:: Data excerpts

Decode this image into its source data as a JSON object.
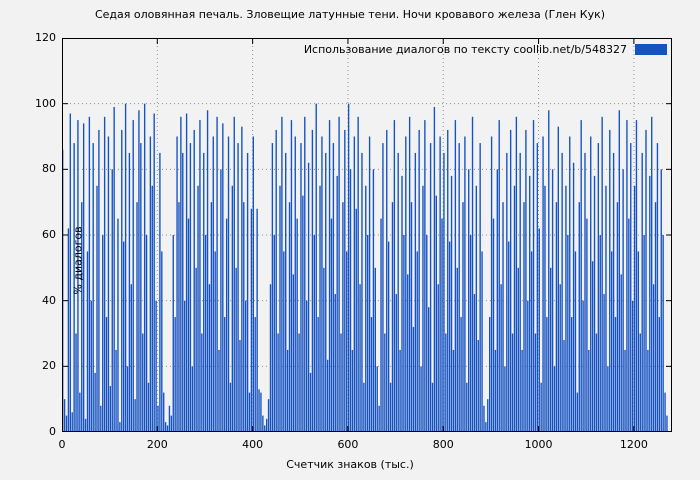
{
  "title": "Седая оловянная печаль. Зловещие латунные тени. Ночи кровавого железа (Глен Кук)",
  "legend": {
    "label": "Использование диалогов по тексту  coollib.net/b/548327"
  },
  "axes": {
    "x_label": "Счетчик знаков (тыс.)",
    "y_label": "% диалогов"
  },
  "colors": {
    "bar": "#1552c2",
    "background": "#f2f2f2",
    "grid": "#909090",
    "border": "#000000"
  },
  "chart_data": {
    "type": "bar",
    "title": "Седая оловянная печаль. Зловещие латунные тени. Ночи кровавого железа (Глен Кук)",
    "xlabel": "Счетчик знаков (тыс.)",
    "ylabel": "% диалогов",
    "legend_label": "Использование диалогов по тексту  coollib.net/b/548327",
    "xlim": [
      0,
      1280
    ],
    "ylim": [
      0,
      120
    ],
    "x_ticks": [
      0,
      200,
      400,
      600,
      800,
      1000,
      1200
    ],
    "y_ticks": [
      0,
      20,
      40,
      60,
      80,
      100,
      120
    ],
    "grid": true,
    "legend_position": "top-right",
    "x_step_thousand_chars": 4,
    "values": [
      86,
      10,
      5,
      62,
      97,
      6,
      88,
      30,
      95,
      12,
      70,
      94,
      4,
      55,
      96,
      40,
      88,
      18,
      75,
      92,
      8,
      60,
      96,
      35,
      90,
      14,
      80,
      99,
      25,
      65,
      3,
      92,
      58,
      100,
      20,
      85,
      45,
      95,
      10,
      70,
      98,
      88,
      30,
      100,
      60,
      15,
      90,
      75,
      97,
      40,
      8,
      85,
      55,
      12,
      3,
      2,
      8,
      5,
      60,
      35,
      90,
      70,
      96,
      85,
      40,
      97,
      65,
      88,
      20,
      92,
      50,
      75,
      95,
      30,
      85,
      60,
      98,
      45,
      70,
      90,
      55,
      96,
      25,
      80,
      94,
      35,
      65,
      90,
      15,
      75,
      96,
      50,
      88,
      28,
      93,
      70,
      40,
      85,
      12,
      68,
      90,
      35,
      68,
      13,
      12,
      5,
      2,
      4,
      10,
      45,
      88,
      60,
      92,
      30,
      75,
      96,
      55,
      85,
      25,
      70,
      95,
      48,
      90,
      65,
      30,
      88,
      72,
      96,
      40,
      82,
      18,
      92,
      60,
      100,
      35,
      75,
      90,
      50,
      85,
      22,
      95,
      65,
      88,
      42,
      78,
      96,
      30,
      70,
      92,
      55,
      100,
      80,
      25,
      90,
      68,
      96,
      45,
      85,
      15,
      75,
      60,
      90,
      35,
      80,
      50,
      20,
      8,
      65,
      88,
      30,
      92,
      58,
      15,
      70,
      95,
      42,
      85,
      25,
      78,
      60,
      90,
      48,
      96,
      70,
      32,
      85,
      55,
      92,
      20,
      75,
      95,
      60,
      38,
      88,
      15,
      99,
      72,
      45,
      90,
      65,
      85,
      30,
      92,
      58,
      78,
      25,
      95,
      50,
      88,
      35,
      70,
      90,
      15,
      80,
      60,
      96,
      42,
      75,
      28,
      88,
      55,
      8,
      3,
      10,
      35,
      90,
      65,
      25,
      80,
      95,
      45,
      70,
      20,
      85,
      58,
      92,
      30,
      75,
      96,
      50,
      85,
      25,
      70,
      92,
      40,
      78,
      55,
      95,
      30,
      88,
      62,
      15,
      90,
      75,
      35,
      98,
      50,
      80,
      20,
      70,
      93,
      45,
      85,
      28,
      75,
      60,
      90,
      35,
      82,
      55,
      12,
      70,
      95,
      40,
      85,
      65,
      25,
      90,
      52,
      78,
      30,
      88,
      60,
      96,
      42,
      75,
      20,
      92,
      55,
      85,
      35,
      70,
      98,
      48,
      80,
      25,
      95,
      65,
      88,
      40,
      75,
      95,
      55,
      30,
      85,
      60,
      92,
      25,
      78,
      96,
      45,
      70,
      88,
      35,
      80,
      60,
      12,
      5
    ]
  }
}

::::

◆ Goal
Extract every line of the records above that contains the word "железа".

◆ Completed exercise
  "title": "Седая оловянная печаль. Зловещие латунные тени. Ночи кровавого железа (Глен Кук)",
    "title": "Седая оловянная печаль. Зловещие латунные тени. Ночи кровавого железа (Глен Кук)",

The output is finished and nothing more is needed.